--- Direction ---
Work out how many lines of the records contain "name". Answer with the number and nothing else.

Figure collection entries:
- - - - -

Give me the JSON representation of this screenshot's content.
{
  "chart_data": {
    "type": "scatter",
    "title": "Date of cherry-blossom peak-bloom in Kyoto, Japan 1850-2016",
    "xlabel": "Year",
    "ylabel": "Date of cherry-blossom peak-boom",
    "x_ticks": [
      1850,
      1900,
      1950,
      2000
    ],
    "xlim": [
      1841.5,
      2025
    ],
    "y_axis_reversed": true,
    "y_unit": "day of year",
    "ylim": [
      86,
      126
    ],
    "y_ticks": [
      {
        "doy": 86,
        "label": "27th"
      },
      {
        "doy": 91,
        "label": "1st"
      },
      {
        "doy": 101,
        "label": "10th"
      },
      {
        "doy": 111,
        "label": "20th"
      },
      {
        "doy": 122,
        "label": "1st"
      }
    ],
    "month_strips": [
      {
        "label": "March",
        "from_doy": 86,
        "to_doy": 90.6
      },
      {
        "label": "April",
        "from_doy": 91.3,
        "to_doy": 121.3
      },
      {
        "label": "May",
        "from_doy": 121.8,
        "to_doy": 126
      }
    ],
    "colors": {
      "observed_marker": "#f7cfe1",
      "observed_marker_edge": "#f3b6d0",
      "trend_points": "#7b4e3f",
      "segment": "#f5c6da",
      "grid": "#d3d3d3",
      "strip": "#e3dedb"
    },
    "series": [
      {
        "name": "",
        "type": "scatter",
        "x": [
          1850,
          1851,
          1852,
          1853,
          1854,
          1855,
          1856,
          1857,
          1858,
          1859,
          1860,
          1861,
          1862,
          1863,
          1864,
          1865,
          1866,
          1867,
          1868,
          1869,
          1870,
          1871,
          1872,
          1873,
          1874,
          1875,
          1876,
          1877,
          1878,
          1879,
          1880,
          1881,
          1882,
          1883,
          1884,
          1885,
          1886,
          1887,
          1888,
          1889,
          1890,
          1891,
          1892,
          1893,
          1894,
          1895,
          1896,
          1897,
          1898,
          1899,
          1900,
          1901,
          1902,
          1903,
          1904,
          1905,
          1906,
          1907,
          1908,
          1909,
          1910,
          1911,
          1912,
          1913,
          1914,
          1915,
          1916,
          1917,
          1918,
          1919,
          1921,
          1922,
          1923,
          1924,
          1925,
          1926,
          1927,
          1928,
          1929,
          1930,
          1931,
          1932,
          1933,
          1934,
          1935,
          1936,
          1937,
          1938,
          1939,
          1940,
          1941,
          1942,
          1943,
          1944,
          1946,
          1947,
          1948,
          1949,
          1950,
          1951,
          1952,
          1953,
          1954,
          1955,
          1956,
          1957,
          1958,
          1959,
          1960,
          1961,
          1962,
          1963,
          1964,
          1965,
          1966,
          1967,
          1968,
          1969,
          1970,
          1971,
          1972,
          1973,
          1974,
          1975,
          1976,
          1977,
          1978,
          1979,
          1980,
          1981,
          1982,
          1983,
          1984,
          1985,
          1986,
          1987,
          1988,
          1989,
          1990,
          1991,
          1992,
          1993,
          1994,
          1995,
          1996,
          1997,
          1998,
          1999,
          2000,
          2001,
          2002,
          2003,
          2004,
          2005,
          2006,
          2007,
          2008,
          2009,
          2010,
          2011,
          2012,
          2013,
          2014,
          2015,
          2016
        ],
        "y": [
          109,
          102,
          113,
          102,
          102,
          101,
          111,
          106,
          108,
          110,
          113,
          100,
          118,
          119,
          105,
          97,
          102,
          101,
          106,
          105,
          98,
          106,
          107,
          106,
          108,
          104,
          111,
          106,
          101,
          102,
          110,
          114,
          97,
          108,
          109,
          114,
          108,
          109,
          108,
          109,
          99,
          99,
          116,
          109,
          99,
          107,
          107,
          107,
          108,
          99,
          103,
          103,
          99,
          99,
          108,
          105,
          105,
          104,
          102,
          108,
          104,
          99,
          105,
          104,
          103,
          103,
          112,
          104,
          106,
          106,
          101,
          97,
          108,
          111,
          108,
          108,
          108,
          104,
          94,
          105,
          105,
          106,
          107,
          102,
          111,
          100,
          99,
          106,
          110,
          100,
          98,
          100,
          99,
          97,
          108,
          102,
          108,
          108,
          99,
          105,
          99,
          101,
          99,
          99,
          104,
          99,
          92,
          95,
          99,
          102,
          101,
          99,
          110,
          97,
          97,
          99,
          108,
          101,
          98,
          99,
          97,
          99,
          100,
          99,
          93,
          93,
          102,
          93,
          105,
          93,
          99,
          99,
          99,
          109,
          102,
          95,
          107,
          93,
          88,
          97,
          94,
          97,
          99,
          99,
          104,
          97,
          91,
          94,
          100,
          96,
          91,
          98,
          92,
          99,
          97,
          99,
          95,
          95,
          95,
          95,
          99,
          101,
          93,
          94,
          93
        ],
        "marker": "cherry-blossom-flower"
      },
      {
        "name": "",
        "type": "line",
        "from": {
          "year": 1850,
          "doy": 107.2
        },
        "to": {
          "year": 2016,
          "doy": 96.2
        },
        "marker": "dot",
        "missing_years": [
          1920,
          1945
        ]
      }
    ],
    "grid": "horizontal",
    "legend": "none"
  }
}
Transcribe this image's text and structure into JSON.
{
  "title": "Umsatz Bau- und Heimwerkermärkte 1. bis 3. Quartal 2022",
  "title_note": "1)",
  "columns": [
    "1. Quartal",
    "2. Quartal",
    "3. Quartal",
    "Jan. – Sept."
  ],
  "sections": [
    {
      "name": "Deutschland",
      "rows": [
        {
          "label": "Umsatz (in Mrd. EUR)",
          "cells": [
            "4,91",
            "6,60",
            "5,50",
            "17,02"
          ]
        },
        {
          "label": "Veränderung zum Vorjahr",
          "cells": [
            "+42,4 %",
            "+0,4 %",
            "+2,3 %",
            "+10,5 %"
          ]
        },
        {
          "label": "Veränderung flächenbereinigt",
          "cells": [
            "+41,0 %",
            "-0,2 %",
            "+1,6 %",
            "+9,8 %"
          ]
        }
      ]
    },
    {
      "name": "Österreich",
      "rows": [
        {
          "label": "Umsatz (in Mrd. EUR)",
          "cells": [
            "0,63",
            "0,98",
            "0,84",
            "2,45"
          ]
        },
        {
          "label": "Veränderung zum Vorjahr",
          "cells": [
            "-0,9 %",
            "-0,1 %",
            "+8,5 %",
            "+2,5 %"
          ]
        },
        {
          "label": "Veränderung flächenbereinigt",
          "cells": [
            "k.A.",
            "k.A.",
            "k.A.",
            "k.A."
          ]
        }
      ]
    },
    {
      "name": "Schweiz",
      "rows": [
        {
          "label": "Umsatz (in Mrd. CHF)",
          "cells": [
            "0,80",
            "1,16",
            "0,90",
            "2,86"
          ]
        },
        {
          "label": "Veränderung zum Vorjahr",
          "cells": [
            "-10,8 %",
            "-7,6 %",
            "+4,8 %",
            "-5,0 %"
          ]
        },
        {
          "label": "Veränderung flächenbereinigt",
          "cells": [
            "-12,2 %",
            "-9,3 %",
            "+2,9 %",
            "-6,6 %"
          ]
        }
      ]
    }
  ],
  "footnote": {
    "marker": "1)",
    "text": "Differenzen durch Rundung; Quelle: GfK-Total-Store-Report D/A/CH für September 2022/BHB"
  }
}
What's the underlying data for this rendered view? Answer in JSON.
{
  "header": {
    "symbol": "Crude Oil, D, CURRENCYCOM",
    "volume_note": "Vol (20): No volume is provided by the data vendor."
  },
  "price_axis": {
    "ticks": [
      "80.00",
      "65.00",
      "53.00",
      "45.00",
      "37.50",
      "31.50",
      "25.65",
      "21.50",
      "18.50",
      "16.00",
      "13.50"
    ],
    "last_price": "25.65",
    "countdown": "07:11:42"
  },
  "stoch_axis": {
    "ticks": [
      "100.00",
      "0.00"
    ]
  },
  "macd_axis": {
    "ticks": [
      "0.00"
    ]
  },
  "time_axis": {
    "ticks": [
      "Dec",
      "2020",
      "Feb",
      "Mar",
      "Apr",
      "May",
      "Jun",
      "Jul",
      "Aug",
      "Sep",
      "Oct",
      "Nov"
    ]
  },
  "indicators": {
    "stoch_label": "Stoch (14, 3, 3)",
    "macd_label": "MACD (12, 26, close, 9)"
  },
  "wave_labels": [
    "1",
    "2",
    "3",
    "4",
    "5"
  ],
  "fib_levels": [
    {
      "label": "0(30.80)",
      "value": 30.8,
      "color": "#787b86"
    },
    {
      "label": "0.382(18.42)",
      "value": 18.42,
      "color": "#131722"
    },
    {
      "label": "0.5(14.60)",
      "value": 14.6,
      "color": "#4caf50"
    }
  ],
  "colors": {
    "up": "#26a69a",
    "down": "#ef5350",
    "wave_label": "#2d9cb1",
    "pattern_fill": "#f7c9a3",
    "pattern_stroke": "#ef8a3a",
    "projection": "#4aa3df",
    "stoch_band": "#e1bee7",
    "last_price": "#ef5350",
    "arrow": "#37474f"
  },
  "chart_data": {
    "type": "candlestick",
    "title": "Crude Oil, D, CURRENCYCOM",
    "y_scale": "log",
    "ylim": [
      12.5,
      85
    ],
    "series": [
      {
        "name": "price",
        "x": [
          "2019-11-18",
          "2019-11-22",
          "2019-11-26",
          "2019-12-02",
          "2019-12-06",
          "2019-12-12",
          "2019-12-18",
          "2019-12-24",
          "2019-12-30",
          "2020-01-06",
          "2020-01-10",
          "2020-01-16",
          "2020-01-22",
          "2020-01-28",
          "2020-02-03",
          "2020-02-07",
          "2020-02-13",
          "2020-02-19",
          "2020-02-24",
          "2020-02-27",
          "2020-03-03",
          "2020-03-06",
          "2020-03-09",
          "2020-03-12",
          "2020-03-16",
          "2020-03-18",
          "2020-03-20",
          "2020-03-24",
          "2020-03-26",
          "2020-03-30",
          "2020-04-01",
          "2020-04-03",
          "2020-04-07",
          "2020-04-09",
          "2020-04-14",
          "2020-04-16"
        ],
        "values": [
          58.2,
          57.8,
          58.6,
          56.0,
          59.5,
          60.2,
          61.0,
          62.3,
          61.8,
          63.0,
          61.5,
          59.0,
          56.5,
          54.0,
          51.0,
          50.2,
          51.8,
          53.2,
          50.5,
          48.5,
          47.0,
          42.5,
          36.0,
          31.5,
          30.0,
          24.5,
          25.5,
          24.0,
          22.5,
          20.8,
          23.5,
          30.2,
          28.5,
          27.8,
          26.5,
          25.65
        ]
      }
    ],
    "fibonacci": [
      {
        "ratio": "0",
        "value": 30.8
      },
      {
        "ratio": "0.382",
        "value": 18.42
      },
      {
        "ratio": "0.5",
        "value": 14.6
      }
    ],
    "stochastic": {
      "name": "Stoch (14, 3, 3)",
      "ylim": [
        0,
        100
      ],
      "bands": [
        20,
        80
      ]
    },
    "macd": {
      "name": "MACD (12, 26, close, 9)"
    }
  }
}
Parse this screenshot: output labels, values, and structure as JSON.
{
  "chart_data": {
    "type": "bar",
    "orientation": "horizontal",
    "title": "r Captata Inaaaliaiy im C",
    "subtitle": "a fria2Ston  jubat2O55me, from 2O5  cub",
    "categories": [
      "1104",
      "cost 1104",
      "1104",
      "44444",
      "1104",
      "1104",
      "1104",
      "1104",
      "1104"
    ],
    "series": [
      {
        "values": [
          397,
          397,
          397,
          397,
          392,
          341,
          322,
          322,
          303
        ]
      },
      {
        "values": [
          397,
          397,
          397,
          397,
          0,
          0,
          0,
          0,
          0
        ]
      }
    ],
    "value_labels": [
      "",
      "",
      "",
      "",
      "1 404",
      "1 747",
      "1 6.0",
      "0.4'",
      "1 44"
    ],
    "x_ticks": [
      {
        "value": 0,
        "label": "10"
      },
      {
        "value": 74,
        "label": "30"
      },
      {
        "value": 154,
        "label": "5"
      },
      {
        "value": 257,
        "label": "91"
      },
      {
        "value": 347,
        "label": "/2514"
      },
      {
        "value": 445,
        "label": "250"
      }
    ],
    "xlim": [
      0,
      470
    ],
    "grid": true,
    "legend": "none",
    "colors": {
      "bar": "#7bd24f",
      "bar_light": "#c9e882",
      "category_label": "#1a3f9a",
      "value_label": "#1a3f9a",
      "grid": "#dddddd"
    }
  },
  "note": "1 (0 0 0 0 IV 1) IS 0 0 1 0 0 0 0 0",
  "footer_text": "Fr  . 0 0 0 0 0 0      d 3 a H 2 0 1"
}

- - - - -

--- Solved exercise ---
8